Task goal - Provide the entries once more, identical in every word.

Data supplied -
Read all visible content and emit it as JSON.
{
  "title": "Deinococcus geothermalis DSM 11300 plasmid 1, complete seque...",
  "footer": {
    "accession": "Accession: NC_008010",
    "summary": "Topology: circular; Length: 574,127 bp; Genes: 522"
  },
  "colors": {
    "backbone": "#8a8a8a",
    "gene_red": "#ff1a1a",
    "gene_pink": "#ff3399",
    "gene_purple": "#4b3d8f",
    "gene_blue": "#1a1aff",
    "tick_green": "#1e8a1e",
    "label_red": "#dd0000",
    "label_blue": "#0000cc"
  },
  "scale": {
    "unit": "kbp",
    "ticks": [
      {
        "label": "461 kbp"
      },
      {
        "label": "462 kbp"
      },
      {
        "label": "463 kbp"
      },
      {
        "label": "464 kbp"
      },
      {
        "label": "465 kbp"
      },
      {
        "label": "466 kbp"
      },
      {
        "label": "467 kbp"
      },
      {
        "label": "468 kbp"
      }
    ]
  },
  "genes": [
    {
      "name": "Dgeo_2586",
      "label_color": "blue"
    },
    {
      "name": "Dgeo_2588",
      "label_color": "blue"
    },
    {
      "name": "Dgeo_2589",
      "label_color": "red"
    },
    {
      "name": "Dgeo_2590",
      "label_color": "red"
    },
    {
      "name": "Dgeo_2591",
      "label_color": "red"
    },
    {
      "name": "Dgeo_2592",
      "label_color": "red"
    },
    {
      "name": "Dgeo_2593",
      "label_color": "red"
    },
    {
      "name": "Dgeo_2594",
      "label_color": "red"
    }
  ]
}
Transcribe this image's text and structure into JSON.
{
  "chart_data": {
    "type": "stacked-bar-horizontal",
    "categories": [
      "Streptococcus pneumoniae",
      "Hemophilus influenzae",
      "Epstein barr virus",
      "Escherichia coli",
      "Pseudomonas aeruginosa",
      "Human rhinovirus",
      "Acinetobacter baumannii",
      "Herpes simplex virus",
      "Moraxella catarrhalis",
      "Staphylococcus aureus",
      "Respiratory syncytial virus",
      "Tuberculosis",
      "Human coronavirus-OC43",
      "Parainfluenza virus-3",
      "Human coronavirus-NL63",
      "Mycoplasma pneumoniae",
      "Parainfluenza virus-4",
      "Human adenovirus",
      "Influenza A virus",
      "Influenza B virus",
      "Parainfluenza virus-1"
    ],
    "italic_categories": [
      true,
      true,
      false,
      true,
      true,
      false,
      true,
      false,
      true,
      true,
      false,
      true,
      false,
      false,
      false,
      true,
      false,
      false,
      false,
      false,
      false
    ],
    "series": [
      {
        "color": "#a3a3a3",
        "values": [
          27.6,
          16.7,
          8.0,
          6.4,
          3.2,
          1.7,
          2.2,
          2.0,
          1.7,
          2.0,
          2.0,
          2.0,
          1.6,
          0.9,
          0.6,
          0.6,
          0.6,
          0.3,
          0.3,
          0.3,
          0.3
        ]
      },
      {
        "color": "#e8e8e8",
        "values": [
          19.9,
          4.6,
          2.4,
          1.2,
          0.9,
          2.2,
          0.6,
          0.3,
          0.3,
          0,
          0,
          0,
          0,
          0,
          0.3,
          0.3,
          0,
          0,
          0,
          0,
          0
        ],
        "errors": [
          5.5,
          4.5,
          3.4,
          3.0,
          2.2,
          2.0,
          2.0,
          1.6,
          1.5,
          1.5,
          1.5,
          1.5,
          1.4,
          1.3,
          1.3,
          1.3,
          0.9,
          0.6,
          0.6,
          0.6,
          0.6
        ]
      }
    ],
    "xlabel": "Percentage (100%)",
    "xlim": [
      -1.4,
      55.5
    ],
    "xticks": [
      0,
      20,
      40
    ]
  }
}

Result for this task -
Read all visible content and emit it as JSON.
{
  "title": "Deinococcus geothermalis DSM 11300 plasmid 1, complete seque...",
  "footer": {
    "accession": "Accession: NC_008010",
    "summary": "Topology: circular; Length: 574,127 bp; Genes: 522"
  },
  "colors": {
    "backbone": "#8a8a8a",
    "gene_red": "#ff1a1a",
    "gene_pink": "#ff3399",
    "gene_purple": "#4b3d8f",
    "gene_blue": "#1a1aff",
    "tick_green": "#1e8a1e",
    "label_red": "#dd0000",
    "label_blue": "#0000cc"
  },
  "scale": {
    "unit": "kbp",
    "ticks": [
      {
        "label": "461 kbp"
      },
      {
        "label": "462 kbp"
      },
      {
        "label": "463 kbp"
      },
      {
        "label": "464 kbp"
      },
      {
        "label": "465 kbp"
      },
      {
        "label": "466 kbp"
      },
      {
        "label": "467 kbp"
      },
      {
        "label": "468 kbp"
      }
    ]
  },
  "genes": [
    {
      "name": "Dgeo_2586",
      "label_color": "blue"
    },
    {
      "name": "Dgeo_2588",
      "label_color": "blue"
    },
    {
      "name": "Dgeo_2589",
      "label_color": "red"
    },
    {
      "name": "Dgeo_2590",
      "label_color": "red"
    },
    {
      "name": "Dgeo_2591",
      "label_color": "red"
    },
    {
      "name": "Dgeo_2592",
      "label_color": "red"
    },
    {
      "name": "Dgeo_2593",
      "label_color": "red"
    },
    {
      "name": "Dgeo_2594",
      "label_color": "red"
    }
  ]
}
Transcribe this image's text and structure into JSON.
{
  "chart_data": {
    "type": "stacked-bar-horizontal",
    "categories": [
      "Streptococcus pneumoniae",
      "Hemophilus influenzae",
      "Epstein barr virus",
      "Escherichia coli",
      "Pseudomonas aeruginosa",
      "Human rhinovirus",
      "Acinetobacter baumannii",
      "Herpes simplex virus",
      "Moraxella catarrhalis",
      "Staphylococcus aureus",
      "Respiratory syncytial virus",
      "Tuberculosis",
      "Human coronavirus-OC43",
      "Parainfluenza virus-3",
      "Human coronavirus-NL63",
      "Mycoplasma pneumoniae",
      "Parainfluenza virus-4",
      "Human adenovirus",
      "Influenza A virus",
      "Influenza B virus",
      "Parainfluenza virus-1"
    ],
    "italic_categories": [
      true,
      true,
      false,
      true,
      true,
      false,
      true,
      false,
      true,
      true,
      false,
      true,
      false,
      false,
      false,
      true,
      false,
      false,
      false,
      false,
      false
    ],
    "series": [
      {
        "color": "#a3a3a3",
        "values": [
          27.6,
          16.7,
          8.0,
          6.4,
          3.2,
          1.7,
          2.2,
          2.0,
          1.7,
          2.0,
          2.0,
          2.0,
          1.6,
          0.9,
          0.6,
          0.6,
          0.6,
          0.3,
          0.3,
          0.3,
          0.3
        ]
      },
      {
        "color": "#e8e8e8",
        "values": [
          19.9,
          4.6,
          2.4,
          1.2,
          0.9,
          2.2,
          0.6,
          0.3,
          0.3,
          0,
          0,
          0,
          0,
          0,
          0.3,
          0.3,
          0,
          0,
          0,
          0,
          0
        ],
        "errors": [
          5.5,
          4.5,
          3.4,
          3.0,
          2.2,
          2.0,
          2.0,
          1.6,
          1.5,
          1.5,
          1.5,
          1.5,
          1.4,
          1.3,
          1.3,
          1.3,
          0.9,
          0.6,
          0.6,
          0.6,
          0.6
        ]
      }
    ],
    "xlabel": "Percentage (100%)",
    "xlim": [
      -1.4,
      55.5
    ],
    "xticks": [
      0,
      20,
      40
    ]
  }
}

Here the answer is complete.